• [Exercise]: Every line that contains the word "JSON" should be copied.

• [Data shown]:

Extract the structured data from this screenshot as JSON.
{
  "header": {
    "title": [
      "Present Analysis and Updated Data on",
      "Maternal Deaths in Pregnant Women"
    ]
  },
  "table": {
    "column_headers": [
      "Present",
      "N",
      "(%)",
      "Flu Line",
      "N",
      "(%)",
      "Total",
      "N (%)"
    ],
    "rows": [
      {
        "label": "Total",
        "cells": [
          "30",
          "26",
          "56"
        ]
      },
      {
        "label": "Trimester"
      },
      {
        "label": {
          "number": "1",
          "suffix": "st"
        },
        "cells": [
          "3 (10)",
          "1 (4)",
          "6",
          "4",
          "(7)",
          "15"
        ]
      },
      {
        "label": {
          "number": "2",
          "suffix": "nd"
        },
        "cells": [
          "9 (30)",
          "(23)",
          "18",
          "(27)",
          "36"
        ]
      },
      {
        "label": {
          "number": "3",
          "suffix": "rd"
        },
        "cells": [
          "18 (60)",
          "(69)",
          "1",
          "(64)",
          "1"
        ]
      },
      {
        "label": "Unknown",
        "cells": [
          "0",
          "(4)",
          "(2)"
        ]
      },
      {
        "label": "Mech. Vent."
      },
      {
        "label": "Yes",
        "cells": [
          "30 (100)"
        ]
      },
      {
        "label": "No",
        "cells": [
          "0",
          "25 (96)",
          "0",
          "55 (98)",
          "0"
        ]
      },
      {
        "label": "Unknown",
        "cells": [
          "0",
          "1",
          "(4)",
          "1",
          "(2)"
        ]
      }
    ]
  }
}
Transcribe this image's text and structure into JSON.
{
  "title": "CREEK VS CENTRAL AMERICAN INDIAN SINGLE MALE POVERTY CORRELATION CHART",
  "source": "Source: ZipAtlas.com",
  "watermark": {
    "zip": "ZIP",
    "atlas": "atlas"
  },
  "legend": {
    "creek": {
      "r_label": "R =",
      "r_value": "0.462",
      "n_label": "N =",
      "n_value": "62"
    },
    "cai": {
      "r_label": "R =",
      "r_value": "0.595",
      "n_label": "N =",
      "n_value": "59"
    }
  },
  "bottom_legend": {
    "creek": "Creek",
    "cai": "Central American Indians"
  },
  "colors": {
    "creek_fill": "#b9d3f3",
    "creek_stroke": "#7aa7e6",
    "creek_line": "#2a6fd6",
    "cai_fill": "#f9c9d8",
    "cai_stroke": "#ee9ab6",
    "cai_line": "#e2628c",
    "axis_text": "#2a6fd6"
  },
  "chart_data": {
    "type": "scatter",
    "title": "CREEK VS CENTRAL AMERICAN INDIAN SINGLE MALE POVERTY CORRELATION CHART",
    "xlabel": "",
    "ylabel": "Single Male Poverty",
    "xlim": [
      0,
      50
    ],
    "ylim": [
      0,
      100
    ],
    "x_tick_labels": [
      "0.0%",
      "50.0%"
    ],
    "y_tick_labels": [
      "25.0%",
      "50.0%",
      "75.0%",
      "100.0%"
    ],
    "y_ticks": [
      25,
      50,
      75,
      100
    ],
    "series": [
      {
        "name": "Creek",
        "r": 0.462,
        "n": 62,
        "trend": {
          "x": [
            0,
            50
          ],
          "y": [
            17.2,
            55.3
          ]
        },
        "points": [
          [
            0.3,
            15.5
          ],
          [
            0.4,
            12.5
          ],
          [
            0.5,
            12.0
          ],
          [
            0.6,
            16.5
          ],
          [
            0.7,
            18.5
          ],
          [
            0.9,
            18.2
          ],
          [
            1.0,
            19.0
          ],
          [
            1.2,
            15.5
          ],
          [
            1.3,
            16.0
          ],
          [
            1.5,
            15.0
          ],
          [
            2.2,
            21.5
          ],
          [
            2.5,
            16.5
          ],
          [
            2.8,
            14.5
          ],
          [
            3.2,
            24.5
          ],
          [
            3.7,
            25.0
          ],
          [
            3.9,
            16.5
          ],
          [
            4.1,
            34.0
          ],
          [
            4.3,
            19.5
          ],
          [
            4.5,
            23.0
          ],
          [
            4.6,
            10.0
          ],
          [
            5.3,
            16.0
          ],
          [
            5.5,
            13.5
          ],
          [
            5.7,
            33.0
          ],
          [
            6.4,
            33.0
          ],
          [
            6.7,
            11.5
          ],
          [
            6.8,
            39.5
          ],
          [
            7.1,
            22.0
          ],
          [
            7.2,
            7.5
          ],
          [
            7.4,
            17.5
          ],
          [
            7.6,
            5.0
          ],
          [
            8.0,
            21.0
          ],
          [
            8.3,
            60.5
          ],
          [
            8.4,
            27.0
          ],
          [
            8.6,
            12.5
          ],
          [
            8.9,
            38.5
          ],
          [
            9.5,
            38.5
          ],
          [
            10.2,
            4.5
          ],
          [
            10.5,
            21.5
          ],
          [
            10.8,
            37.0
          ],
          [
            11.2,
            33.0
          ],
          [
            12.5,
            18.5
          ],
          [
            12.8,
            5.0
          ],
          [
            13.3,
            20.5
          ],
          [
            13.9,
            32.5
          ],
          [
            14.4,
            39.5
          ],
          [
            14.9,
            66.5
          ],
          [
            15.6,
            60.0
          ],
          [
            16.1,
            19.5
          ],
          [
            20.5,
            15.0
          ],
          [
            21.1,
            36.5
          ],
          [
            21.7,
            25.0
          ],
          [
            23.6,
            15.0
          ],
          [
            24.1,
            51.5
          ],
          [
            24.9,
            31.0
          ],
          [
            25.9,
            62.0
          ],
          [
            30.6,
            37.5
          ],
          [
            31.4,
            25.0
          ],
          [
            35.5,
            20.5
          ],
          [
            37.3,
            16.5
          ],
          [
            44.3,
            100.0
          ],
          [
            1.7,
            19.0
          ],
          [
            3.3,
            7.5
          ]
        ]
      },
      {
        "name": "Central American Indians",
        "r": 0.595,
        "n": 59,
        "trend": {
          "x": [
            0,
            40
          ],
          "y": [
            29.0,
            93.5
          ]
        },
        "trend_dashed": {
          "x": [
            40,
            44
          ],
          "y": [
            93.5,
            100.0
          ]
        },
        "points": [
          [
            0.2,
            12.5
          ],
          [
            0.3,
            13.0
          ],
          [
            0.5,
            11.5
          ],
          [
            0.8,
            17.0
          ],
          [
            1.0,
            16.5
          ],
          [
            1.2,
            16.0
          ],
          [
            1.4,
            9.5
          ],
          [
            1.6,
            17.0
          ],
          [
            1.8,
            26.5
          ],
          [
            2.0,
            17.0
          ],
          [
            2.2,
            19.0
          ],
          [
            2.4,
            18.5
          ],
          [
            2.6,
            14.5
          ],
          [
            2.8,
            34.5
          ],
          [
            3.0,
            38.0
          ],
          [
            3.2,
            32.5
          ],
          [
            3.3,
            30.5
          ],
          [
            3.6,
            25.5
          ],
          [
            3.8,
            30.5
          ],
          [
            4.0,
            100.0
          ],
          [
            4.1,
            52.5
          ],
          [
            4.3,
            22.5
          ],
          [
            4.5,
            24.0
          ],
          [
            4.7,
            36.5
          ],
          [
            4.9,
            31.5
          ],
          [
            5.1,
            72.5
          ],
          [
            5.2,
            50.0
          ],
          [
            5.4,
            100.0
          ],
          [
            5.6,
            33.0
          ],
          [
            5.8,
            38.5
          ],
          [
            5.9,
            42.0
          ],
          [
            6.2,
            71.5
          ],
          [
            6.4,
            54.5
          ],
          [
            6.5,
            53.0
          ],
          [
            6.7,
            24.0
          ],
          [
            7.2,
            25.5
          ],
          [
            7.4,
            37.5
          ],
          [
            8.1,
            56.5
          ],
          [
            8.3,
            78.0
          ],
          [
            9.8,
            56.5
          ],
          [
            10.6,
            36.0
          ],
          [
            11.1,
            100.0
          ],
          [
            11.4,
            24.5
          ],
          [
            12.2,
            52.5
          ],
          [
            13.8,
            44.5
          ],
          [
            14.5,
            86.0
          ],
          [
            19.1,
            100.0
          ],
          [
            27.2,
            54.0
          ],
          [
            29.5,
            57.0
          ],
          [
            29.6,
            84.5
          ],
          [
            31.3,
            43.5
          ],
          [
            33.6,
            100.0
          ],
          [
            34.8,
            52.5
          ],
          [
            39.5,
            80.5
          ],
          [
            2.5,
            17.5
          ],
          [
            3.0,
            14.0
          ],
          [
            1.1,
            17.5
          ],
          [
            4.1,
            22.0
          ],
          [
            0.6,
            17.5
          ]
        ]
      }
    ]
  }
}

• [Answer for the task]:
Extract the structured data from this screenshot as JSON.
Transcribe this image's text and structure into JSON.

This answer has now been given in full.